## Instructions for the task
Extract every line that includes the string "созданных".

## Given data

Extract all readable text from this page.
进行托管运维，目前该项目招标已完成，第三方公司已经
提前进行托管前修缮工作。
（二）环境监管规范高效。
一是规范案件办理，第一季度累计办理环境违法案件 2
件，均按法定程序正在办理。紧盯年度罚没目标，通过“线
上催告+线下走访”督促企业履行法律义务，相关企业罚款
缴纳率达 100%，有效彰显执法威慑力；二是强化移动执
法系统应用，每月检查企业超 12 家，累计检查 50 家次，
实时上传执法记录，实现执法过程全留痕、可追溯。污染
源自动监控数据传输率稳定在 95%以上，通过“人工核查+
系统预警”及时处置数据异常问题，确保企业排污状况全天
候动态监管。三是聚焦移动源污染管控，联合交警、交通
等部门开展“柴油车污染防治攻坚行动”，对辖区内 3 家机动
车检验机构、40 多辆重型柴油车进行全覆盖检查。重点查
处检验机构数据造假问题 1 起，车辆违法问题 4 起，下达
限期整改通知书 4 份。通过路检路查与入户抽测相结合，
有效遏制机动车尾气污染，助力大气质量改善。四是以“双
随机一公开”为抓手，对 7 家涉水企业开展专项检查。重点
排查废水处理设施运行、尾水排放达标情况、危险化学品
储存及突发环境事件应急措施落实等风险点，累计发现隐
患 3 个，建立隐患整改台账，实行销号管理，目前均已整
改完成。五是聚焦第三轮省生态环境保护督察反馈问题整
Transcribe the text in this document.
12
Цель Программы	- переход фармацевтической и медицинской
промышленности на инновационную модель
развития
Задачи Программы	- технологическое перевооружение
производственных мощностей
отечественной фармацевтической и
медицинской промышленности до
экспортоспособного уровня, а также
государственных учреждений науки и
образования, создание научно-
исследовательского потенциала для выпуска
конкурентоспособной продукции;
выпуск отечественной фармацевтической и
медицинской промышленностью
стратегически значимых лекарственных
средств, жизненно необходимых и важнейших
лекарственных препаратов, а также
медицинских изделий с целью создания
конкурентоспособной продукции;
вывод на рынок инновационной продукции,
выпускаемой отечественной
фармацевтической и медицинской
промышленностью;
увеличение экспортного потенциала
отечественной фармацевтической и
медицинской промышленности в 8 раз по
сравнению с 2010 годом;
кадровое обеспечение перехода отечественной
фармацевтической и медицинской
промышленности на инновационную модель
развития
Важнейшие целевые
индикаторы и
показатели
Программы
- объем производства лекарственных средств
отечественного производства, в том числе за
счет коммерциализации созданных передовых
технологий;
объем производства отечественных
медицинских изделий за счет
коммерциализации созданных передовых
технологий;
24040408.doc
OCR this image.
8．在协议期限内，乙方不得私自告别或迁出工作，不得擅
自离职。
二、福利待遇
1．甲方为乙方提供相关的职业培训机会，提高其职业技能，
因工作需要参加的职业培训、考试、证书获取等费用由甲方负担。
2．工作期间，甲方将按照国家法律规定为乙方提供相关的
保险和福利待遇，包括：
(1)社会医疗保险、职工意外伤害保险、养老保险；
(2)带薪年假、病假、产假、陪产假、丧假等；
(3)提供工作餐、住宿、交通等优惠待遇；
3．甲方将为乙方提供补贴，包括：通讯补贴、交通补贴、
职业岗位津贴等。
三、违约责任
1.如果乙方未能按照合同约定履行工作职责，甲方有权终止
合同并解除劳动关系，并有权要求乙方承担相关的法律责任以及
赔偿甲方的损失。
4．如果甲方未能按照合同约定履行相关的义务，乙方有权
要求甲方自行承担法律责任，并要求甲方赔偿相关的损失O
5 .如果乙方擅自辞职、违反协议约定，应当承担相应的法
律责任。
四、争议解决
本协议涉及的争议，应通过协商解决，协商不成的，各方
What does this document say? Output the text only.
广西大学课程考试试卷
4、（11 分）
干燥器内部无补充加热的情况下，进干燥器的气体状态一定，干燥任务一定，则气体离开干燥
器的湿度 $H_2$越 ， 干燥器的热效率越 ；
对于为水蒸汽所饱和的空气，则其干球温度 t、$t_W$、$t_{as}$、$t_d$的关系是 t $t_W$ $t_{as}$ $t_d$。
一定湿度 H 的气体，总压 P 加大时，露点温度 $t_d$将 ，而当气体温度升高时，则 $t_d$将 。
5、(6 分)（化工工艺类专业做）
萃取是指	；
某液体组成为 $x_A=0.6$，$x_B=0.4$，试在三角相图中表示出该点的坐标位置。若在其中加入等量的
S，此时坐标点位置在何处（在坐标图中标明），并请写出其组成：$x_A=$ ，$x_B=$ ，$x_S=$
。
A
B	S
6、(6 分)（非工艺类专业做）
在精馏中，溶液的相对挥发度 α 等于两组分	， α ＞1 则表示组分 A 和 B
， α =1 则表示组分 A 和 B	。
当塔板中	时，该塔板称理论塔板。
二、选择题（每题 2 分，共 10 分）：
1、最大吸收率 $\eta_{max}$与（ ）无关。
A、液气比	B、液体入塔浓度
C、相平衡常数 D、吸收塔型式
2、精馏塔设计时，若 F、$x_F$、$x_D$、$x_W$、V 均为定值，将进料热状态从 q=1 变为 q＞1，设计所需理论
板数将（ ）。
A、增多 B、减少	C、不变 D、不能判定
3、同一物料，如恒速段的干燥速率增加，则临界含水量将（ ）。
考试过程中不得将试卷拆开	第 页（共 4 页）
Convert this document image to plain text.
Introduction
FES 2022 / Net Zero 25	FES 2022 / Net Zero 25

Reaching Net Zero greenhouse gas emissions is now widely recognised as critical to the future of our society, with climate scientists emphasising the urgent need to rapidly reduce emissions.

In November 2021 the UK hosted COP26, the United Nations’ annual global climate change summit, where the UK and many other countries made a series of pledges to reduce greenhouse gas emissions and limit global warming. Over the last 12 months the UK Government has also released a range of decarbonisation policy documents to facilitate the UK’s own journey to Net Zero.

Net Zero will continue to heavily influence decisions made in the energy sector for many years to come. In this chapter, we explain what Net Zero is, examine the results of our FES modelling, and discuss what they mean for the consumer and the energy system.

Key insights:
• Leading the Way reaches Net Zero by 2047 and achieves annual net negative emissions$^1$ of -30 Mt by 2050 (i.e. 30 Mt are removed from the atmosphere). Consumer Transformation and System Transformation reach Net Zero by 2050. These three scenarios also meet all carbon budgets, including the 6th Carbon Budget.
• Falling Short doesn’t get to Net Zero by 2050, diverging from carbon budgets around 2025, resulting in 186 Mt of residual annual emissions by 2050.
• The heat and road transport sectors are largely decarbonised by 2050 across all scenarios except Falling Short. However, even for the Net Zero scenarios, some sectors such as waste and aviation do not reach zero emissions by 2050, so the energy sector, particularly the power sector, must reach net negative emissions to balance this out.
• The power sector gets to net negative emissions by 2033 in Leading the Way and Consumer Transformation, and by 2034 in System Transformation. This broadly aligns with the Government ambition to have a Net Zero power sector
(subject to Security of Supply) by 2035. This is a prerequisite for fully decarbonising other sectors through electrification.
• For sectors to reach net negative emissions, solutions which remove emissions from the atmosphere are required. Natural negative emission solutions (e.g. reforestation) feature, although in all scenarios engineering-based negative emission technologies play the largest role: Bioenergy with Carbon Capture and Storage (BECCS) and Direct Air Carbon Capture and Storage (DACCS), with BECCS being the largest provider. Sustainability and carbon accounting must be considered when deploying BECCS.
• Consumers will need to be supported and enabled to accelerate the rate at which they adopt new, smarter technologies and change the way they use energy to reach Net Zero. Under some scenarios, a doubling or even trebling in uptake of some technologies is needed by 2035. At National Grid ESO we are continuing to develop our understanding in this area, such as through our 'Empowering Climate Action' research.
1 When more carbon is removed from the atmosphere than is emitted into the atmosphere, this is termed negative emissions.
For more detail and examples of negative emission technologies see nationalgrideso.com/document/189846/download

## Completed exercise
счет коммерциализации созданных передовых
коммерциализации созданных передовых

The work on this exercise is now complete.